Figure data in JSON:
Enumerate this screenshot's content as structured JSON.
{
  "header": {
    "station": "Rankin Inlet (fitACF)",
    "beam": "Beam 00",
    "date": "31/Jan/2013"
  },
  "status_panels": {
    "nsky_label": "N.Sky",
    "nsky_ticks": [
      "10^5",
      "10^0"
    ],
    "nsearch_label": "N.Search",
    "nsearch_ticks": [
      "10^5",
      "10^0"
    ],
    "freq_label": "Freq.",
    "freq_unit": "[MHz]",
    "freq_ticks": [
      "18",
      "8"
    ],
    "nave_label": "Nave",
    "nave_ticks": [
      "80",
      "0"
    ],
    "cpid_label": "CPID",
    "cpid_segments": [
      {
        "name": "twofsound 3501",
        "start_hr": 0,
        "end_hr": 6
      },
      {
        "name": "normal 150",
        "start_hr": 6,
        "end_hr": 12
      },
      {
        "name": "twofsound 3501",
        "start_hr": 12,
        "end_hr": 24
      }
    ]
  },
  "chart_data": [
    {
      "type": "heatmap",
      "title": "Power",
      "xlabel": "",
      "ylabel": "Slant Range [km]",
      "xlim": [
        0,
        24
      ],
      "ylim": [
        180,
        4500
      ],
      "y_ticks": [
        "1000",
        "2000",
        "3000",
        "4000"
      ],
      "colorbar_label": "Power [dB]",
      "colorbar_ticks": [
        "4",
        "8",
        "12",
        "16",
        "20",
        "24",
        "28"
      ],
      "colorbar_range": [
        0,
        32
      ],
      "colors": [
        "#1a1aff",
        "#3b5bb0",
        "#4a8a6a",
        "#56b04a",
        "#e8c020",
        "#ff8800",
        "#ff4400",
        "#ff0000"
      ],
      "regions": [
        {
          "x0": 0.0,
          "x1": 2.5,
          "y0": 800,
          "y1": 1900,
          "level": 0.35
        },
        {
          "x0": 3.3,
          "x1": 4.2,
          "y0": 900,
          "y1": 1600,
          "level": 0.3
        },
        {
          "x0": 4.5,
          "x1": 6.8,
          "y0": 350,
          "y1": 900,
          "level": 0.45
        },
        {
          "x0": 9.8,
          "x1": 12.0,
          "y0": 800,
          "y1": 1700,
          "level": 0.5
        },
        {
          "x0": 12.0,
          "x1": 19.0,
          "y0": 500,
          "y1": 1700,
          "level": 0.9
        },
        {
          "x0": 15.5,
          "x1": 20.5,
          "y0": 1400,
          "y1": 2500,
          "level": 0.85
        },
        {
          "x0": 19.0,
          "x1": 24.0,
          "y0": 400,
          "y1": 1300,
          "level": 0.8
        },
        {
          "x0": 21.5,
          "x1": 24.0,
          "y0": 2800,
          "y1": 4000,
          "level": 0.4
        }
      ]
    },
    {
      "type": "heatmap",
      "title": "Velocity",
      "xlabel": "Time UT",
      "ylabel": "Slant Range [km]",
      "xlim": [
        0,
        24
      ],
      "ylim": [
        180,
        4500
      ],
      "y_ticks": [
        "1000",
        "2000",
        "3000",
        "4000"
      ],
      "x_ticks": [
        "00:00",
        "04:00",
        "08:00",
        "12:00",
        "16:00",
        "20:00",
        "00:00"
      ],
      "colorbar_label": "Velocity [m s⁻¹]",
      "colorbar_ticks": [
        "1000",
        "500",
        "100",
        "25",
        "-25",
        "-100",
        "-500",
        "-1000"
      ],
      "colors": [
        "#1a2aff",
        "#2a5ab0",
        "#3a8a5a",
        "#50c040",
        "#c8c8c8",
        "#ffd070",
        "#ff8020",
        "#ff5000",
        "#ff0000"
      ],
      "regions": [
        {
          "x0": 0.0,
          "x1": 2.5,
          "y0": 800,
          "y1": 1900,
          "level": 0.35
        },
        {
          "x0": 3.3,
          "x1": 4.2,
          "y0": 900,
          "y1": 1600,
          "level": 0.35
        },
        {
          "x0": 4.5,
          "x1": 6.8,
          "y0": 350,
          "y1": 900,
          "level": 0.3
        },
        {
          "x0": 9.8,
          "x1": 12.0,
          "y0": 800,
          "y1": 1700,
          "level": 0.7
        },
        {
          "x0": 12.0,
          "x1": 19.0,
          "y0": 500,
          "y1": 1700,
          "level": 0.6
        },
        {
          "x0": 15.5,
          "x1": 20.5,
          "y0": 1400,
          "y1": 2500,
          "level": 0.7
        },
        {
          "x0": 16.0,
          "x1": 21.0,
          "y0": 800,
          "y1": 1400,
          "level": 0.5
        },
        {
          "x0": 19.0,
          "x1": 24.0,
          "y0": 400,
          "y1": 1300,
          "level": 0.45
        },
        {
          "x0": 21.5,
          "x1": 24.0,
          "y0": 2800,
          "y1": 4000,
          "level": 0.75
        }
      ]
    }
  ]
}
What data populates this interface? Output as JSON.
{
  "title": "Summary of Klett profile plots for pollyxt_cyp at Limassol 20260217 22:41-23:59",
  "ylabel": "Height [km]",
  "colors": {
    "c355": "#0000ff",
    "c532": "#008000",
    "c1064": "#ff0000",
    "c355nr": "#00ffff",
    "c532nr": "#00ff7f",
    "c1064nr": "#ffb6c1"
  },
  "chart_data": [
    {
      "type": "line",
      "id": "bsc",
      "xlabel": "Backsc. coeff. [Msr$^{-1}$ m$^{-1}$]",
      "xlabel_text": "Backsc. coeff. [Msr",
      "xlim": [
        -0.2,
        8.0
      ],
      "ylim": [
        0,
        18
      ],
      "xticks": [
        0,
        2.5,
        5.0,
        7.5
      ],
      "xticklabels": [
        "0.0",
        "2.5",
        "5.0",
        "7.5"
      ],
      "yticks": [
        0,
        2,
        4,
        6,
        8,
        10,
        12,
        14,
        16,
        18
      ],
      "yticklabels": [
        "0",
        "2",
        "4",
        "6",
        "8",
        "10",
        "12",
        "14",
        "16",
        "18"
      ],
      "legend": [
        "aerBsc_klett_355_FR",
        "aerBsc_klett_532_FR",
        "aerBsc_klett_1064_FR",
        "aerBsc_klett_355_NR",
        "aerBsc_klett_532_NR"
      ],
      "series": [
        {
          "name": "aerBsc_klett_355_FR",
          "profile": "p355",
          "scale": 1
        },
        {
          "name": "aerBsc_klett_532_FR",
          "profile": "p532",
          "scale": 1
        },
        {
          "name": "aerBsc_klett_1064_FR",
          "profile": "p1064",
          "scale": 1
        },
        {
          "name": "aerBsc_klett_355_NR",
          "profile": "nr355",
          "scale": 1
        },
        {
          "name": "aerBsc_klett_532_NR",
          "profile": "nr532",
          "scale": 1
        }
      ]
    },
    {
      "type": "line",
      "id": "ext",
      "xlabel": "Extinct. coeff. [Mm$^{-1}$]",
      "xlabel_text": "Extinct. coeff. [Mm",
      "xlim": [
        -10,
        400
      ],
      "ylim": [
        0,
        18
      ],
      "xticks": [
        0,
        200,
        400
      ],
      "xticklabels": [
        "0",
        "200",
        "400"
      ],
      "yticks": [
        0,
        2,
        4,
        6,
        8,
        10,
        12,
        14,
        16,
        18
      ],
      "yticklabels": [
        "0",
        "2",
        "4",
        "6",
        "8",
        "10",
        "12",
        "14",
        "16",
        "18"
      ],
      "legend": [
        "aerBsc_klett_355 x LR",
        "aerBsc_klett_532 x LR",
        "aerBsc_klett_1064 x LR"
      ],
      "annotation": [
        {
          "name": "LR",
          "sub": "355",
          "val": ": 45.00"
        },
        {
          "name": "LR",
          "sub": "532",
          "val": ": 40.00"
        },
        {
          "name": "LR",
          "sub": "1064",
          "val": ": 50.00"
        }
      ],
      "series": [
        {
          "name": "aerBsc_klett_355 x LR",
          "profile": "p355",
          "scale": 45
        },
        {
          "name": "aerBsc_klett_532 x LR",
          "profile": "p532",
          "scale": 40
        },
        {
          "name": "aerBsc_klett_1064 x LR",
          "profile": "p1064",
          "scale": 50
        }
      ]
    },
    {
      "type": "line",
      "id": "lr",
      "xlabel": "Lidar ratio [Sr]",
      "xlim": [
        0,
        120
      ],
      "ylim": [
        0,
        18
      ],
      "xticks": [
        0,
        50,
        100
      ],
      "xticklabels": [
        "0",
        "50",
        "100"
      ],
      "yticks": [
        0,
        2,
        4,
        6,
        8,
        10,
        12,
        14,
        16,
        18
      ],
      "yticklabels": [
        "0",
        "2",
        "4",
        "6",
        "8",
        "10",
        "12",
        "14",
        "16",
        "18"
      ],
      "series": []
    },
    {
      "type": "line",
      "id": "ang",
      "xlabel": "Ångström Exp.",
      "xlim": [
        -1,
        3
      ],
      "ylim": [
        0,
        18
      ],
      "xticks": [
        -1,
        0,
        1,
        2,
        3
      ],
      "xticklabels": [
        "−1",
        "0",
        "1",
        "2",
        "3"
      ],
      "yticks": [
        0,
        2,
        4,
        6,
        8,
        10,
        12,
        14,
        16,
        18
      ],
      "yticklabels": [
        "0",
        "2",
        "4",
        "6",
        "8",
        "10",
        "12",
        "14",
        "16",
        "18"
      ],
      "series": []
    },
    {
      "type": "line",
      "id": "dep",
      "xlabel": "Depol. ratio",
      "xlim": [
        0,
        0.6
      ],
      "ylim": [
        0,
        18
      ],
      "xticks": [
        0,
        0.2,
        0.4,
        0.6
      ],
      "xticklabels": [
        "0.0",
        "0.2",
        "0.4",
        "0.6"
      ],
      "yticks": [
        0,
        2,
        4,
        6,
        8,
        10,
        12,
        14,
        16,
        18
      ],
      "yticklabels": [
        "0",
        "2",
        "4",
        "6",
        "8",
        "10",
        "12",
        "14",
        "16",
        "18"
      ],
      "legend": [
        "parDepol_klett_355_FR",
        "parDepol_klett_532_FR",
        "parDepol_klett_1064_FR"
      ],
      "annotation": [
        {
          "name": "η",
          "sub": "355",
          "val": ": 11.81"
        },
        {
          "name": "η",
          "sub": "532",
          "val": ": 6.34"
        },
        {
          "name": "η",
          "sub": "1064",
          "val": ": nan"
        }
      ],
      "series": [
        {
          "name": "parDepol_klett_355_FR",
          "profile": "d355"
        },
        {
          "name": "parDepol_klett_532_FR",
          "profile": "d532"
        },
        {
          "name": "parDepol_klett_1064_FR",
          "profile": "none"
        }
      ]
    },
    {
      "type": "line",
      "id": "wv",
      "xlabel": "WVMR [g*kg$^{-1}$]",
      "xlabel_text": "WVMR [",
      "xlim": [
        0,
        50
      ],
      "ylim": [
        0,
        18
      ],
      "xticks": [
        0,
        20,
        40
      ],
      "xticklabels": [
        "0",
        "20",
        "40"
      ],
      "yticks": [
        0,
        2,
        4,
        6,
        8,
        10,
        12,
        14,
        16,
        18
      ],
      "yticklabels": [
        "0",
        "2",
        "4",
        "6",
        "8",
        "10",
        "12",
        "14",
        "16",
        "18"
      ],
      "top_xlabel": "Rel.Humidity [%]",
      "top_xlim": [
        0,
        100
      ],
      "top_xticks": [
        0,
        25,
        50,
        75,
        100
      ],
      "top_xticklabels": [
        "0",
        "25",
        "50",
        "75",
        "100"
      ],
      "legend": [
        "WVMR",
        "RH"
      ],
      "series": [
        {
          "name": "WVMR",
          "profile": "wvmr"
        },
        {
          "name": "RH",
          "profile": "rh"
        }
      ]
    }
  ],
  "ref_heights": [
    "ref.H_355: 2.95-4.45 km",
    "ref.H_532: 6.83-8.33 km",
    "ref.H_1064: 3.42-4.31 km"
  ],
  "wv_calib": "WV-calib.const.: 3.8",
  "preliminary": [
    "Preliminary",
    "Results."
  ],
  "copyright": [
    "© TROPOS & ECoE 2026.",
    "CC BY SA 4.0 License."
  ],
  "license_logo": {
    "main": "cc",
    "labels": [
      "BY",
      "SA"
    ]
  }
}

GOAL =>
Give the number of lines containing the word "title". No other answer is needed.

SOLUTION FOR THIS TASK =>
3